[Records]
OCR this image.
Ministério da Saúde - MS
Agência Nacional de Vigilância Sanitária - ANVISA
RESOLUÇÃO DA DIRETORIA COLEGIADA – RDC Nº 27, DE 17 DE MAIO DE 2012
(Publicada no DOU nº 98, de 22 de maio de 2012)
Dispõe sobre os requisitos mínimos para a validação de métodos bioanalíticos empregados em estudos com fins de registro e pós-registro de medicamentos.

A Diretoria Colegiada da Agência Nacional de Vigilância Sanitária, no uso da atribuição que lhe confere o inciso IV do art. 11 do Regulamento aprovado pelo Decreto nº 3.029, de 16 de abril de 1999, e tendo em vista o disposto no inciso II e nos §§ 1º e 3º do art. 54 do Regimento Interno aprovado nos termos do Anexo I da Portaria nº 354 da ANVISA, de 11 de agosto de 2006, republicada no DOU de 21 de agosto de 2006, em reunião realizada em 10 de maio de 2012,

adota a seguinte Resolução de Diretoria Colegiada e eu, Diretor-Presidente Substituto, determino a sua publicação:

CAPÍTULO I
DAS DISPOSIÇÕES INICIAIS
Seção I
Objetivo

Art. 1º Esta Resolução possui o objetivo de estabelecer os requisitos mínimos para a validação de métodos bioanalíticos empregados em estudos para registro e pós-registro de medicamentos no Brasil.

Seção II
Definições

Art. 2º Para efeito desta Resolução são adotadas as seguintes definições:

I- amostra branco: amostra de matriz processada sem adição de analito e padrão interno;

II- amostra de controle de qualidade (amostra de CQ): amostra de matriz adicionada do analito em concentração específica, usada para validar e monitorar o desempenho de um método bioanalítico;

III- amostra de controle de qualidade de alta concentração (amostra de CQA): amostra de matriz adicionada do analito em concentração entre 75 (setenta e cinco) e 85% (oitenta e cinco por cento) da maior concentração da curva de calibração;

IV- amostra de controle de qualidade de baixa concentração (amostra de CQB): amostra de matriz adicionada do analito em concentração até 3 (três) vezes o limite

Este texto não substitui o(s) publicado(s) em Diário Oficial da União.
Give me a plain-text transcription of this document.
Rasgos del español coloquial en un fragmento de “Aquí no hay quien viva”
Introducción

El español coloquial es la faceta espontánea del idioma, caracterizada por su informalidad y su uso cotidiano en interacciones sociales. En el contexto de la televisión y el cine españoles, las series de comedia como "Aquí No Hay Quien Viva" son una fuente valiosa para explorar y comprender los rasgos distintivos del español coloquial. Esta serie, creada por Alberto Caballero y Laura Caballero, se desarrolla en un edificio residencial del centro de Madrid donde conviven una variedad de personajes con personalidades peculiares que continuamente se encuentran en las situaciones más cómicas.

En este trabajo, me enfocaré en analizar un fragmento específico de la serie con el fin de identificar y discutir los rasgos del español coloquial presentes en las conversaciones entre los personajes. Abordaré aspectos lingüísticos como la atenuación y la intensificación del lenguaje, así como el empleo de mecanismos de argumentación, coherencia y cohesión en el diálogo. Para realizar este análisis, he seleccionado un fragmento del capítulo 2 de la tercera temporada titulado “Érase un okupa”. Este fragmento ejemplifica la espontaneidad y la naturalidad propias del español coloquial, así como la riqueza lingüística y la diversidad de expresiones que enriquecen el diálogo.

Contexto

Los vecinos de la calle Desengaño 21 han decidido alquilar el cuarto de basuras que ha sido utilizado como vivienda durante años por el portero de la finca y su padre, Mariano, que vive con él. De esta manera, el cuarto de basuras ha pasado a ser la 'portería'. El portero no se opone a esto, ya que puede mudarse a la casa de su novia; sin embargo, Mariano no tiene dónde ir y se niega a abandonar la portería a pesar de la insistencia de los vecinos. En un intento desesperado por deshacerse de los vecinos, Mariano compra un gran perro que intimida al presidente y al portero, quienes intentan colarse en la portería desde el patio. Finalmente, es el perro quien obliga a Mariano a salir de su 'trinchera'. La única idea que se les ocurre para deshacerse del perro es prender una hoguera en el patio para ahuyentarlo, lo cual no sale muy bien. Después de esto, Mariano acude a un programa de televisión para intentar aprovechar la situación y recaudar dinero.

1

Given problem: Scan the entries above and work out how many lines include the word "Vigilância"; the reply is that number alone.

Answer to this task: 2